--- BEGIN Input data ---

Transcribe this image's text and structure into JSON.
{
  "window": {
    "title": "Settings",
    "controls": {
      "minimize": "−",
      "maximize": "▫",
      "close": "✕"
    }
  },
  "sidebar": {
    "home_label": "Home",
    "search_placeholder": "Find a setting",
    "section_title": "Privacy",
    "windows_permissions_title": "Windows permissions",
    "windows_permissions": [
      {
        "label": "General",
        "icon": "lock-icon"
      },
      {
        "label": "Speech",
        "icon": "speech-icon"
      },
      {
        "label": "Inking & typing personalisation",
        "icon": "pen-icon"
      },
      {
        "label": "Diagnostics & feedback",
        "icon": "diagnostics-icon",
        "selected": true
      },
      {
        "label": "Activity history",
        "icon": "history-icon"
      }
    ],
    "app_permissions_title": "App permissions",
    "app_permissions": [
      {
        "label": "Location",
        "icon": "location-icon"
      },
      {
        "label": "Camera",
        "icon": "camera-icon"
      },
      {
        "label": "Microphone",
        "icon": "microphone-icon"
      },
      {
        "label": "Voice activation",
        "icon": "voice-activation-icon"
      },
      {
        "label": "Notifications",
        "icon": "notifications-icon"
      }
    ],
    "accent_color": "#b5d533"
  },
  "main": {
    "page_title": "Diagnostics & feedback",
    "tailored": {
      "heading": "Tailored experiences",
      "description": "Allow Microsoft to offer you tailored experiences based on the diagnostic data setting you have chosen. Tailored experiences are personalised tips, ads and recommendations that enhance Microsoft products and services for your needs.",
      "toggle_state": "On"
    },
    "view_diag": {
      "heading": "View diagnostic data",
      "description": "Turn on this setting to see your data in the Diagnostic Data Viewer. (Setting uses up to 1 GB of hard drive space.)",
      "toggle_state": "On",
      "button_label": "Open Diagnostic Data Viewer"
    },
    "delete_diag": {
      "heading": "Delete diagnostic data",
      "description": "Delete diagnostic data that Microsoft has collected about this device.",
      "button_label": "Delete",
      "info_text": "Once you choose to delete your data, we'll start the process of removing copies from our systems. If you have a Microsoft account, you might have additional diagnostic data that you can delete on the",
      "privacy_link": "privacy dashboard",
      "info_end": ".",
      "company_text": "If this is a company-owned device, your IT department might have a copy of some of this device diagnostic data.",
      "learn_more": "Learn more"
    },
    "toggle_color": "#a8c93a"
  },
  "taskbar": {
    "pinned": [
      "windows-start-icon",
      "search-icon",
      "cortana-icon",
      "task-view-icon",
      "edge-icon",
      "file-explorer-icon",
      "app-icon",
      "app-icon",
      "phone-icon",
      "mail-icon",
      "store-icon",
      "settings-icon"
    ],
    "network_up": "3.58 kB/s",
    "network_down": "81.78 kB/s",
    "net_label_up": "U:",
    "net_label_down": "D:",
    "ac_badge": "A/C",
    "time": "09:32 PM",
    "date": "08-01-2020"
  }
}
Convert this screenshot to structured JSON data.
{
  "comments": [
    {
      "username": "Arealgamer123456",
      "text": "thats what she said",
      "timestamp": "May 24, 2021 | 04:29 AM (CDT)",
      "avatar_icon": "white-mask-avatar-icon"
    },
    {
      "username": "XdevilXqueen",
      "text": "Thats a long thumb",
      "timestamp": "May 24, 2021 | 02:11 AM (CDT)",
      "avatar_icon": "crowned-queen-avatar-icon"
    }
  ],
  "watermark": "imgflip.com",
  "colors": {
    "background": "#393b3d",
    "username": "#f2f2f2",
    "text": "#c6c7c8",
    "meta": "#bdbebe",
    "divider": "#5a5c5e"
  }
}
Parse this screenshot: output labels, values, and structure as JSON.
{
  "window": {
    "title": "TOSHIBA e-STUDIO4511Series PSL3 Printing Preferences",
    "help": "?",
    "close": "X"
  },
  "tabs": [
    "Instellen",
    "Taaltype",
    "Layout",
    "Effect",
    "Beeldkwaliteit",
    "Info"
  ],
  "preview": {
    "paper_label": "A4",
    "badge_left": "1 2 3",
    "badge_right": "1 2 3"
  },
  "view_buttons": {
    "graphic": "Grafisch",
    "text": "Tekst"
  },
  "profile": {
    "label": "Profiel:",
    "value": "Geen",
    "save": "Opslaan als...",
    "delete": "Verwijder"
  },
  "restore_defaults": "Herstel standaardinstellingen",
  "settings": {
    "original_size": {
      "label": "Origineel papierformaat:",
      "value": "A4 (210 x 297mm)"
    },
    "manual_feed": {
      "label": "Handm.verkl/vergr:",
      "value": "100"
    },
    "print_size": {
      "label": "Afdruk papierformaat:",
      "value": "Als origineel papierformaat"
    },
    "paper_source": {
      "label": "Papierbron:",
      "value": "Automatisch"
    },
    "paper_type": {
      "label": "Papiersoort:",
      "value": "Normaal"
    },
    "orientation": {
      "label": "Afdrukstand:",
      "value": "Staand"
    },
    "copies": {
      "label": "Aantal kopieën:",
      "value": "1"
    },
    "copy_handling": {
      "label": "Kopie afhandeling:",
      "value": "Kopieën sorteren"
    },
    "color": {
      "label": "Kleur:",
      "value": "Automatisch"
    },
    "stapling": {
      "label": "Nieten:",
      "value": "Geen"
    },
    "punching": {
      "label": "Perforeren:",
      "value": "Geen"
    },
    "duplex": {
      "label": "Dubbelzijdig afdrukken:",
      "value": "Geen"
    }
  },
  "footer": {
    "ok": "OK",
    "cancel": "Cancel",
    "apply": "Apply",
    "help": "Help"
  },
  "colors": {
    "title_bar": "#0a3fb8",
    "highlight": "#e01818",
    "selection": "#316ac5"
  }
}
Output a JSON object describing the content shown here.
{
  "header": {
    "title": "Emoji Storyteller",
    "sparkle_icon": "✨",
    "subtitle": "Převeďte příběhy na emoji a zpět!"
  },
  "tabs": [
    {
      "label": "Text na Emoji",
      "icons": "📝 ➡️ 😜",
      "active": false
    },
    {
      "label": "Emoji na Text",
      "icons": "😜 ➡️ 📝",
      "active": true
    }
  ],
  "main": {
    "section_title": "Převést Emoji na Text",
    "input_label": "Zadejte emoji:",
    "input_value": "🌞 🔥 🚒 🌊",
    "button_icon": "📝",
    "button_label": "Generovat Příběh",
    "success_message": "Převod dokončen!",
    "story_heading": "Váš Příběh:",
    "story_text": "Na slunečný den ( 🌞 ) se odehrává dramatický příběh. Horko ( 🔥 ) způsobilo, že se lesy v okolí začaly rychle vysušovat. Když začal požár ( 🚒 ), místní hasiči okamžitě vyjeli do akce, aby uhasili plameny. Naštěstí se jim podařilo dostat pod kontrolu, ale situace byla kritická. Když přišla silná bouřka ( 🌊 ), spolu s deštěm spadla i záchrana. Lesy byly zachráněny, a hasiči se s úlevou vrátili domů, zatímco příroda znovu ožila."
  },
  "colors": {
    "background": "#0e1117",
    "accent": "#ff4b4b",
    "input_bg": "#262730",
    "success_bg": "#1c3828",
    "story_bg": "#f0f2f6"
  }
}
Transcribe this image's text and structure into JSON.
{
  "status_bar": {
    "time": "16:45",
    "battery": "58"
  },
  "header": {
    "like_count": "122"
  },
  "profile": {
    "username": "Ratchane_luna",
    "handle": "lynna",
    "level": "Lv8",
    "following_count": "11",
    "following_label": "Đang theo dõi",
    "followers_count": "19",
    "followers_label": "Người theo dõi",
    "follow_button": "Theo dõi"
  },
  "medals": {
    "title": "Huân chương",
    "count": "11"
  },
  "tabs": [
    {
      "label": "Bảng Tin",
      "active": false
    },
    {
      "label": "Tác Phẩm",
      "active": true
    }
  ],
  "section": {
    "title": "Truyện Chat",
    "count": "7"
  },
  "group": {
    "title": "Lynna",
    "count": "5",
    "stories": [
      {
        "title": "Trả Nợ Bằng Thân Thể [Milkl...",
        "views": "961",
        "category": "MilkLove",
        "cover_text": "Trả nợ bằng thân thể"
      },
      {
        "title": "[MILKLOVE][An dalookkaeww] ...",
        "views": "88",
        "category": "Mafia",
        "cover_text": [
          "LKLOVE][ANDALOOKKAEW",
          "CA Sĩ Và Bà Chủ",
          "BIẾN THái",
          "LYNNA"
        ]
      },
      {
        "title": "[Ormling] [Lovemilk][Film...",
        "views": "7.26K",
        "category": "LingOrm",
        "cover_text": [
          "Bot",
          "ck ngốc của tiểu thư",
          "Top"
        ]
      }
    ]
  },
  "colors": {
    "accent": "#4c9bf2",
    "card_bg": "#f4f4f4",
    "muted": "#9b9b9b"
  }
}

--- END Input data ---

Objective —
In the records above, find each line holding "timestamp" and copy it.

Final result —
      "timestamp": "May 24, 2021 | 04:29 AM (CDT)",
      "timestamp": "May 24, 2021 | 02:11 AM (CDT)",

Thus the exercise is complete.